What to do - Your task is to give the number of lines in the listing that include "type", and nothing else.

Information shown -
--- BEGIN ---
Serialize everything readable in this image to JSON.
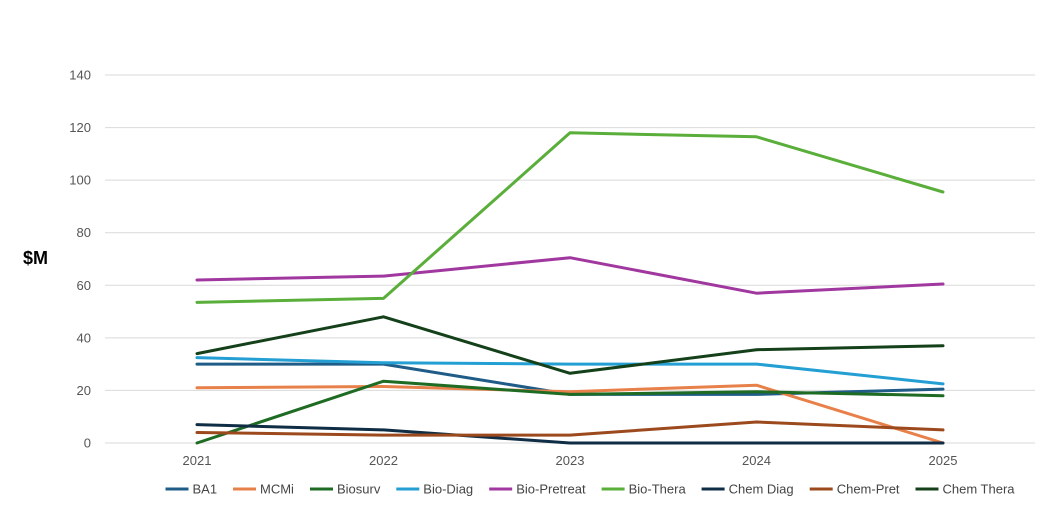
{
  "chart_data": {
    "type": "line",
    "title": "",
    "xlabel": "",
    "ylabel": "$M",
    "ylim": [
      0,
      140
    ],
    "yticks": [
      0,
      20,
      40,
      60,
      80,
      100,
      120,
      140
    ],
    "grid": "horizontal",
    "legend_position": "bottom",
    "categories": [
      "2021",
      "2022",
      "2023",
      "2024",
      "2025"
    ],
    "series": [
      {
        "name": "BA1",
        "color": "#1f5c87",
        "values": [
          30,
          30,
          18.5,
          18.5,
          20.5
        ]
      },
      {
        "name": "MCMi",
        "color": "#e8804a",
        "values": [
          21,
          21.5,
          19.5,
          22,
          0
        ]
      },
      {
        "name": "Biosurv",
        "color": "#1e6b24",
        "values": [
          0,
          23.5,
          18.5,
          19.5,
          18
        ]
      },
      {
        "name": "Bio-Diag",
        "color": "#239fd3",
        "values": [
          32.5,
          30.5,
          30,
          30,
          22.5
        ]
      },
      {
        "name": "Bio-Pretreat",
        "color": "#a0389f",
        "values": [
          62,
          63.5,
          70.5,
          57,
          60.5
        ]
      },
      {
        "name": "Bio-Thera",
        "color": "#5aae3a",
        "values": [
          53.5,
          55,
          118,
          116.5,
          95.5
        ]
      },
      {
        "name": "Chem Diag",
        "color": "#0f2d44",
        "values": [
          7,
          5,
          0,
          0,
          0
        ]
      },
      {
        "name": "Chem-Pret",
        "color": "#9c4a1d",
        "values": [
          4,
          3,
          3,
          8,
          5
        ]
      },
      {
        "name": "Chem Thera",
        "color": "#14401a",
        "values": [
          34,
          48,
          26.5,
          35.5,
          37
        ]
      }
    ]
  }
}
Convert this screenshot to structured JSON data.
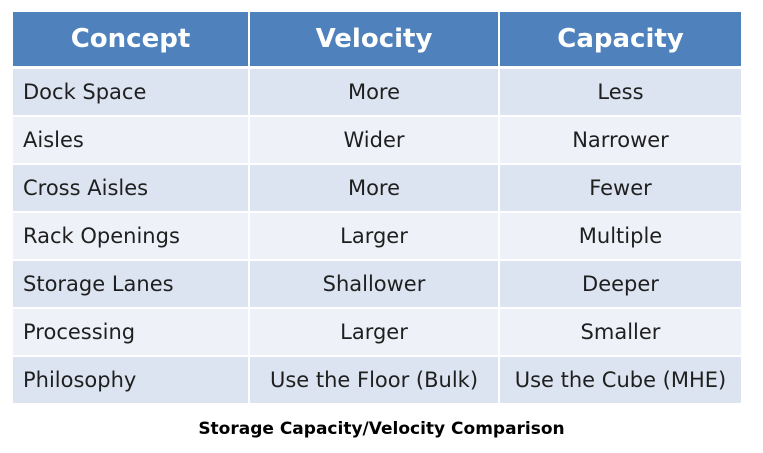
{
  "table": {
    "headers": [
      "Concept",
      "Velocity",
      "Capacity"
    ],
    "rows": [
      [
        "Dock Space",
        "More",
        "Less"
      ],
      [
        "Aisles",
        "Wider",
        "Narrower"
      ],
      [
        "Cross Aisles",
        "More",
        "Fewer"
      ],
      [
        "Rack Openings",
        "Larger",
        "Multiple"
      ],
      [
        "Storage Lanes",
        "Shallower",
        "Deeper"
      ],
      [
        "Processing",
        "Larger",
        "Smaller"
      ],
      [
        "Philosophy",
        "Use the Floor (Bulk)",
        "Use the Cube (MHE)"
      ]
    ]
  },
  "caption": "Storage Capacity/Velocity Comparison",
  "colors": {
    "header_bg": "#4f81bd",
    "row_odd": "#dbe4f0",
    "row_even": "#eef2f8"
  }
}
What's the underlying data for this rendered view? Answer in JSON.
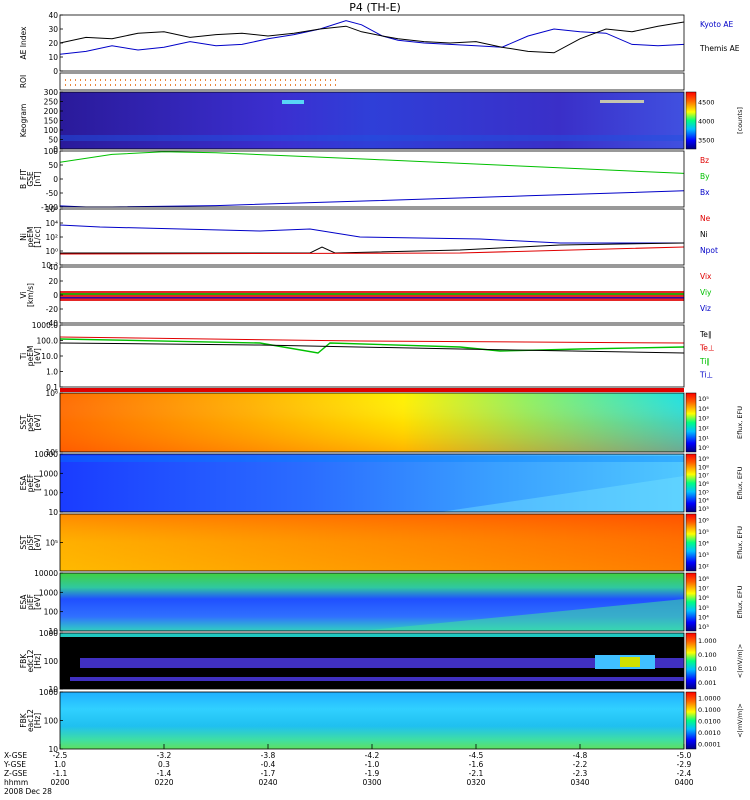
{
  "title": "P4 (TH-E)",
  "colors": {
    "red": "#e00000",
    "green": "#00c000",
    "blue": "#0000c8",
    "black": "#000000"
  },
  "chart_data": {
    "type": "multi-panel-timeseries",
    "x_ticks": [
      "0200",
      "0220",
      "0240",
      "0300",
      "0320",
      "0340",
      "0400"
    ],
    "footer": {
      "rows": [
        {
          "label": "X-GSE",
          "values": [
            "-2.5",
            "-3.2",
            "-3.8",
            "-4.2",
            "-4.5",
            "-4.8",
            "-5.0"
          ]
        },
        {
          "label": "Y-GSE",
          "values": [
            "1.0",
            "0.3",
            "-0.4",
            "-1.0",
            "-1.6",
            "-2.2",
            "-2.9"
          ]
        },
        {
          "label": "Z-GSE",
          "values": [
            "-1.1",
            "-1.4",
            "-1.7",
            "-1.9",
            "-2.1",
            "-2.3",
            "-2.4"
          ]
        },
        {
          "label": "hhmm",
          "values": [
            "0200",
            "0220",
            "0240",
            "0300",
            "0320",
            "0340",
            "0400"
          ]
        }
      ],
      "date": "2008 Dec 28"
    },
    "panels": [
      {
        "id": "ae",
        "ylabel": "AE Index",
        "ylim": [
          0,
          40
        ],
        "yticks": [
          "0",
          "10",
          "20",
          "30",
          "40"
        ],
        "legend": [
          {
            "name": "Kyoto AE",
            "color": "#0000c8"
          },
          {
            "name": "Themis AE",
            "color": "#000000"
          }
        ],
        "series": [
          {
            "name": "Kyoto AE",
            "color": "#0000c8",
            "x": [
              0,
              5,
              10,
              15,
              20,
              25,
              30,
              35,
              40,
              45,
              50,
              55,
              58,
              62,
              65,
              70,
              75,
              80,
              85,
              90,
              95,
              100,
              105,
              110,
              115,
              120
            ],
            "y": [
              12,
              14,
              18,
              15,
              17,
              21,
              18,
              19,
              23,
              26,
              30,
              36,
              33,
              25,
              22,
              20,
              19,
              18,
              17,
              25,
              30,
              28,
              27,
              19,
              18,
              19
            ]
          },
          {
            "name": "Themis AE",
            "color": "#000000",
            "x": [
              0,
              5,
              10,
              15,
              20,
              25,
              30,
              35,
              40,
              45,
              50,
              55,
              58,
              62,
              65,
              70,
              75,
              80,
              85,
              90,
              95,
              100,
              105,
              110,
              115,
              120
            ],
            "y": [
              20,
              24,
              23,
              27,
              28,
              24,
              26,
              27,
              25,
              27,
              30,
              32,
              28,
              25,
              23,
              21,
              20,
              21,
              17,
              14,
              13,
              23,
              30,
              28,
              32,
              35
            ]
          }
        ]
      },
      {
        "id": "roi",
        "ylabel": "ROI"
      },
      {
        "id": "keogram",
        "ylabel": "Keogram",
        "yticks": [
          "0",
          "50",
          "100",
          "150",
          "200",
          "250",
          "300"
        ],
        "colorbar": {
          "ticks": [
            "3500",
            "4000",
            "4500"
          ],
          "label": "[counts]"
        }
      },
      {
        "id": "bfit",
        "ylabel": "B_FIT",
        "ylabel2": "GSE",
        "unit": "[nT]",
        "ylim": [
          -100,
          100
        ],
        "yticks": [
          "-100",
          "-50",
          "0",
          "50",
          "100"
        ],
        "legend": [
          {
            "name": "Bz",
            "color": "#e00000"
          },
          {
            "name": "By",
            "color": "#00c000"
          },
          {
            "name": "Bx",
            "color": "#0000c8"
          }
        ],
        "series": [
          {
            "name": "By",
            "color": "#00c000",
            "x": [
              0,
              10,
              20,
              30,
              60,
              90,
              120
            ],
            "y": [
              60,
              88,
              97,
              94,
              70,
              45,
              20
            ]
          },
          {
            "name": "Bx",
            "color": "#0000c8",
            "x": [
              0,
              5,
              10,
              30,
              60,
              90,
              120
            ],
            "y": [
              -96,
              -100,
              -100,
              -95,
              -78,
              -60,
              -42
            ]
          }
        ]
      },
      {
        "id": "density",
        "ylabel": "Ni",
        "ylabel2": "peEM",
        "unit": "[1/cc]",
        "yticks": [
          "10⁻²",
          "10⁰",
          "10²",
          "10⁴",
          "10⁶"
        ],
        "legend": [
          {
            "name": "Ne",
            "color": "#e00000"
          },
          {
            "name": "Ni",
            "color": "#000000"
          },
          {
            "name": "Npot",
            "color": "#0000c8"
          }
        ]
      },
      {
        "id": "velocity",
        "ylabel": "Vi",
        "unit": "[km/s]",
        "ylim": [
          -40,
          40
        ],
        "yticks": [
          "-40",
          "-20",
          "0",
          "20",
          "40"
        ],
        "legend": [
          {
            "name": "Vix",
            "color": "#e00000"
          },
          {
            "name": "Viy",
            "color": "#00c000"
          },
          {
            "name": "Viz",
            "color": "#0000c8"
          }
        ]
      },
      {
        "id": "temperature",
        "ylabel": "Ti",
        "ylabel2": "peEM",
        "unit": "[eV]",
        "yticks": [
          "0.1",
          "1.0",
          "10.0",
          "100.0",
          "1000.0"
        ],
        "legend": [
          {
            "name": "Te∥",
            "color": "#000000"
          },
          {
            "name": "Te⊥",
            "color": "#e00000"
          },
          {
            "name": "Ti∥",
            "color": "#00c000"
          },
          {
            "name": "Ti⊥",
            "color": "#0000c8"
          }
        ]
      },
      {
        "id": "sst-e",
        "ylabel": "SST",
        "ylabel2": "peSF",
        "unit": "[eV]",
        "yticks": [
          "10⁵",
          "10⁶"
        ],
        "colorbar": {
          "ticks": [
            "10⁰",
            "10¹",
            "10²",
            "10³",
            "10⁴",
            "10⁵"
          ],
          "label": "Eflux, EFU"
        }
      },
      {
        "id": "esa-e",
        "ylabel": "ESA",
        "ylabel2": "peEF",
        "unit": "[eV]",
        "yticks": [
          "10",
          "100",
          "1000",
          "10000"
        ],
        "colorbar": {
          "ticks": [
            "10³",
            "10⁴",
            "10⁵",
            "10⁶",
            "10⁷",
            "10⁸",
            "10⁹"
          ],
          "label": "Eflux, EFU"
        }
      },
      {
        "id": "sst-i",
        "ylabel": "SST",
        "ylabel2": "piSF",
        "unit": "[eV]",
        "yticks": [
          "10⁵"
        ],
        "colorbar": {
          "ticks": [
            "10²",
            "10³",
            "10⁴",
            "10⁵",
            "10⁶"
          ],
          "label": "Eflux, EFU"
        }
      },
      {
        "id": "esa-i",
        "ylabel": "ESA",
        "ylabel2": "piEF",
        "unit": "[eV]",
        "yticks": [
          "10",
          "100",
          "1000",
          "10000"
        ],
        "colorbar": {
          "ticks": [
            "10³",
            "10⁴",
            "10⁵",
            "10⁶",
            "10⁷",
            "10⁸"
          ],
          "label": "Eflux, EFU"
        }
      },
      {
        "id": "fbk-edc",
        "ylabel": "FBK",
        "ylabel2": "edc12",
        "unit": "[Hz]",
        "yticks": [
          "10",
          "100",
          "1000"
        ],
        "colorbar": {
          "ticks": [
            "0.001",
            "0.010",
            "0.100",
            "1.000"
          ],
          "label": "<|mV/m|>"
        }
      },
      {
        "id": "fbk-eac",
        "ylabel": "FBK",
        "ylabel2": "eac12",
        "unit": "[Hz]",
        "yticks": [
          "10",
          "100",
          "1000"
        ],
        "colorbar": {
          "ticks": [
            "0.0001",
            "0.0010",
            "0.0100",
            "0.1000",
            "1.0000"
          ],
          "label": "<|mV/m|>"
        }
      }
    ]
  }
}
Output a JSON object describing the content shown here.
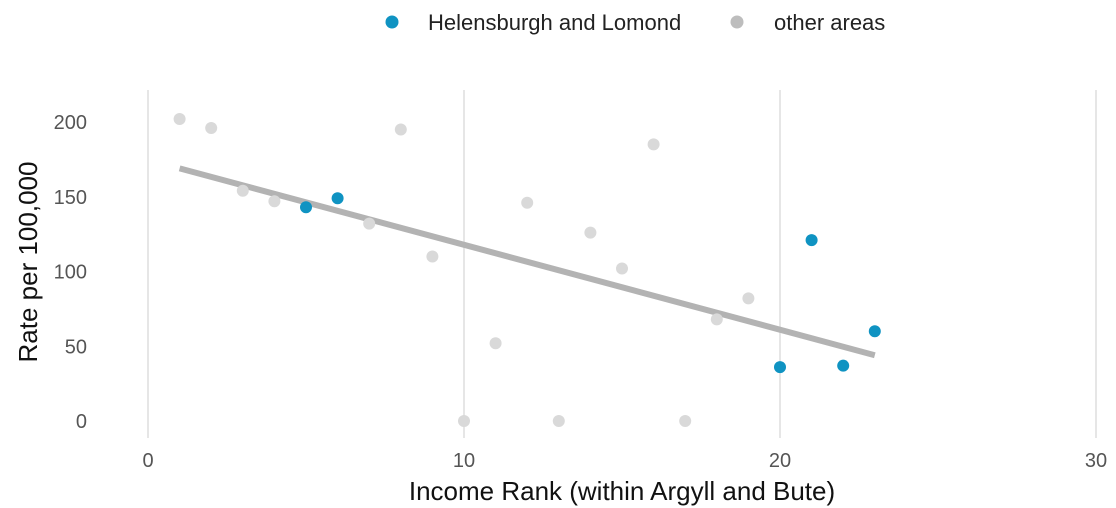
{
  "chart_data": {
    "type": "scatter",
    "xlabel": "Income Rank (within Argyll and Bute)",
    "ylabel": "Rate per 100,000",
    "xlim": [
      0,
      30
    ],
    "ylim": [
      0,
      200
    ],
    "x_ticks": [
      0,
      10,
      20,
      30
    ],
    "y_ticks": [
      0,
      50,
      100,
      150,
      200
    ],
    "x_tick_labels": [
      "0",
      "10",
      "20",
      "30"
    ],
    "y_tick_labels": [
      "0",
      "50",
      "100",
      "150",
      "200"
    ],
    "grid": "vertical major gridlines",
    "legend": {
      "placement": "top-center",
      "entries": [
        {
          "label": "Helensburgh and Lomond",
          "color": "#0f93c2"
        },
        {
          "label": "other areas",
          "color": "#bdbdbd"
        }
      ]
    },
    "series": [
      {
        "name": "other areas",
        "color": "#d9d9d9",
        "points": [
          {
            "x": 1,
            "y": 202
          },
          {
            "x": 2,
            "y": 196
          },
          {
            "x": 3,
            "y": 154
          },
          {
            "x": 4,
            "y": 147
          },
          {
            "x": 7,
            "y": 132
          },
          {
            "x": 8,
            "y": 195
          },
          {
            "x": 9,
            "y": 110
          },
          {
            "x": 10,
            "y": 0
          },
          {
            "x": 11,
            "y": 52
          },
          {
            "x": 12,
            "y": 146
          },
          {
            "x": 13,
            "y": 0
          },
          {
            "x": 14,
            "y": 126
          },
          {
            "x": 15,
            "y": 102
          },
          {
            "x": 16,
            "y": 185
          },
          {
            "x": 17,
            "y": 0
          },
          {
            "x": 18,
            "y": 68
          },
          {
            "x": 19,
            "y": 82
          }
        ]
      },
      {
        "name": "Helensburgh and Lomond",
        "color": "#0f93c2",
        "points": [
          {
            "x": 5,
            "y": 143
          },
          {
            "x": 6,
            "y": 149
          },
          {
            "x": 20,
            "y": 36
          },
          {
            "x": 21,
            "y": 121
          },
          {
            "x": 22,
            "y": 37
          },
          {
            "x": 23,
            "y": 60
          }
        ]
      }
    ],
    "trend_line": {
      "color": "#b3b3b3",
      "from": {
        "x": 1,
        "y": 169
      },
      "to": {
        "x": 23,
        "y": 44
      }
    }
  }
}
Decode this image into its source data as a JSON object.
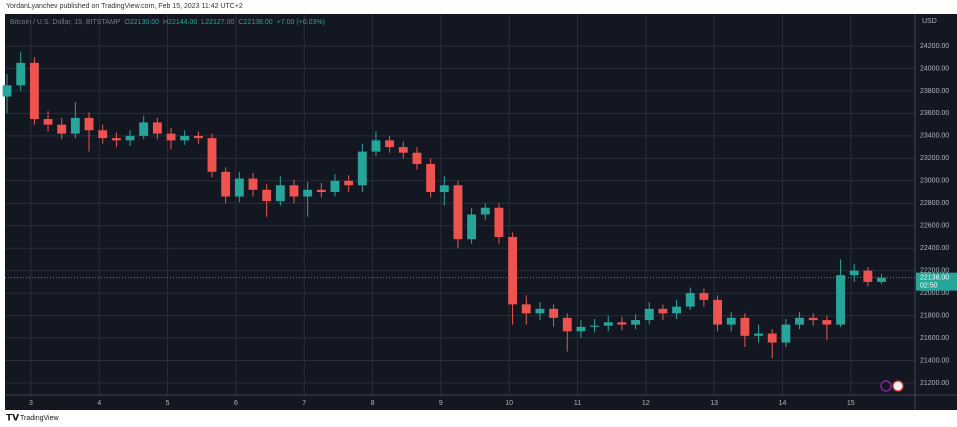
{
  "header": {
    "published": "YordanLyanchev published on TradingView.com, Feb 15, 2023 11:42 UTC+2"
  },
  "legend": {
    "symbol": "Bitcoin / U.S. Dollar, 15, BITSTAMP",
    "o_label": "O",
    "o": "22130.00",
    "h_label": "H",
    "h": "22144.00",
    "l_label": "L",
    "l": "22127.00",
    "c_label": "C",
    "c": "22138.00",
    "change": "+7.00 (+0.03%)"
  },
  "footer": {
    "brand": "TradingView"
  },
  "chart_data": {
    "type": "candlestick",
    "currency": "USD",
    "up_color": "#26a69a",
    "down_color": "#ef5350",
    "grid": true,
    "xlim": [
      2.62,
      15.94
    ],
    "xticks": [
      3,
      4,
      5,
      6,
      7,
      8,
      9,
      10,
      11,
      12,
      13,
      14,
      15
    ],
    "ylim": [
      21093,
      24485
    ],
    "yticks": [
      {
        "value": 21200,
        "label": "21200.00"
      },
      {
        "value": 21400,
        "label": "21400.00"
      },
      {
        "value": 21600,
        "label": "21600.00"
      },
      {
        "value": 21800,
        "label": "21800.00"
      },
      {
        "value": 22000,
        "label": "22000.00"
      },
      {
        "value": 22200,
        "label": "22200.00"
      },
      {
        "value": 22400,
        "label": "22400.00"
      },
      {
        "value": 22600,
        "label": "22600.00"
      },
      {
        "value": 22800,
        "label": "22800.00"
      },
      {
        "value": 23000,
        "label": "23000.00"
      },
      {
        "value": 23200,
        "label": "23200.00"
      },
      {
        "value": 23400,
        "label": "23400.00"
      },
      {
        "value": 23600,
        "label": "23600.00"
      },
      {
        "value": 23800,
        "label": "23800.00"
      },
      {
        "value": 24000,
        "label": "24000.00"
      },
      {
        "value": 24200,
        "label": "24200.00"
      }
    ],
    "last_price": {
      "value": 22138,
      "label": "22138.00"
    },
    "countdown": "02:50",
    "x": [
      2.65,
      2.85,
      3.05,
      3.25,
      3.45,
      3.65,
      3.85,
      4.05,
      4.25,
      4.45,
      4.65,
      4.85,
      5.05,
      5.25,
      5.45,
      5.65,
      5.85,
      6.05,
      6.25,
      6.45,
      6.65,
      6.85,
      7.05,
      7.25,
      7.45,
      7.65,
      7.85,
      8.05,
      8.25,
      8.45,
      8.65,
      8.85,
      9.05,
      9.25,
      9.45,
      9.65,
      9.85,
      10.05,
      10.25,
      10.45,
      10.65,
      10.85,
      11.05,
      11.25,
      11.45,
      11.65,
      11.85,
      12.05,
      12.25,
      12.45,
      12.65,
      12.85,
      13.05,
      13.25,
      13.45,
      13.65,
      13.85,
      14.05,
      14.25,
      14.45,
      14.65,
      14.85,
      15.05,
      15.25,
      15.45
    ],
    "open": [
      23750,
      23850,
      24050,
      23550,
      23500,
      23420,
      23560,
      23450,
      23380,
      23360,
      23400,
      23520,
      23420,
      23360,
      23400,
      23380,
      23080,
      22860,
      23020,
      22920,
      22820,
      22960,
      22860,
      22920,
      22900,
      23000,
      22960,
      23260,
      23360,
      23300,
      23250,
      23150,
      22900,
      22960,
      22480,
      22700,
      22760,
      22500,
      21900,
      21820,
      21860,
      21780,
      21660,
      21700,
      21710,
      21740,
      21720,
      21760,
      21860,
      21820,
      21880,
      22000,
      21940,
      21720,
      21780,
      21620,
      21640,
      21560,
      21720,
      21780,
      21760,
      21720,
      22160,
      22200,
      22100
    ],
    "high": [
      23950,
      24150,
      24100,
      23620,
      23560,
      23700,
      23610,
      23500,
      23430,
      23450,
      23580,
      23560,
      23470,
      23450,
      23440,
      23420,
      23120,
      23080,
      23070,
      22970,
      23040,
      23010,
      22990,
      22980,
      23060,
      23050,
      23330,
      23440,
      23400,
      23350,
      23300,
      23200,
      23040,
      23000,
      22760,
      22800,
      22800,
      22540,
      21980,
      21920,
      21900,
      21820,
      21760,
      21770,
      21800,
      21790,
      21810,
      21920,
      21900,
      21940,
      22050,
      22040,
      21980,
      21830,
      21820,
      21720,
      21680,
      21770,
      21830,
      21820,
      21800,
      22300,
      22260,
      22230,
      22170
    ],
    "low": [
      23600,
      23800,
      23500,
      23440,
      23370,
      23380,
      23260,
      23330,
      23300,
      23310,
      23370,
      23370,
      23280,
      23320,
      23330,
      23030,
      22800,
      22810,
      22860,
      22680,
      22780,
      22800,
      22680,
      22850,
      22860,
      22900,
      22900,
      23220,
      23250,
      23200,
      23100,
      22850,
      22780,
      22400,
      22440,
      22650,
      22440,
      21720,
      21720,
      21760,
      21700,
      21480,
      21600,
      21650,
      21660,
      21670,
      21680,
      21720,
      21760,
      21770,
      21850,
      21880,
      21660,
      21660,
      21520,
      21560,
      21420,
      21520,
      21680,
      21710,
      21580,
      21700,
      22100,
      22060,
      22080
    ],
    "close": [
      23850,
      24050,
      23550,
      23500,
      23420,
      23560,
      23450,
      23380,
      23360,
      23400,
      23520,
      23420,
      23360,
      23400,
      23380,
      23080,
      22860,
      23020,
      22920,
      22820,
      22960,
      22860,
      22920,
      22900,
      23000,
      22960,
      23260,
      23360,
      23300,
      23250,
      23150,
      22900,
      22960,
      22480,
      22700,
      22760,
      22500,
      21900,
      21820,
      21860,
      21780,
      21660,
      21700,
      21710,
      21740,
      21720,
      21760,
      21860,
      21820,
      21880,
      22000,
      21940,
      21720,
      21780,
      21620,
      21640,
      21560,
      21720,
      21780,
      21760,
      21720,
      22160,
      22200,
      22100,
      22138
    ]
  }
}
--- END ---
Written response - 4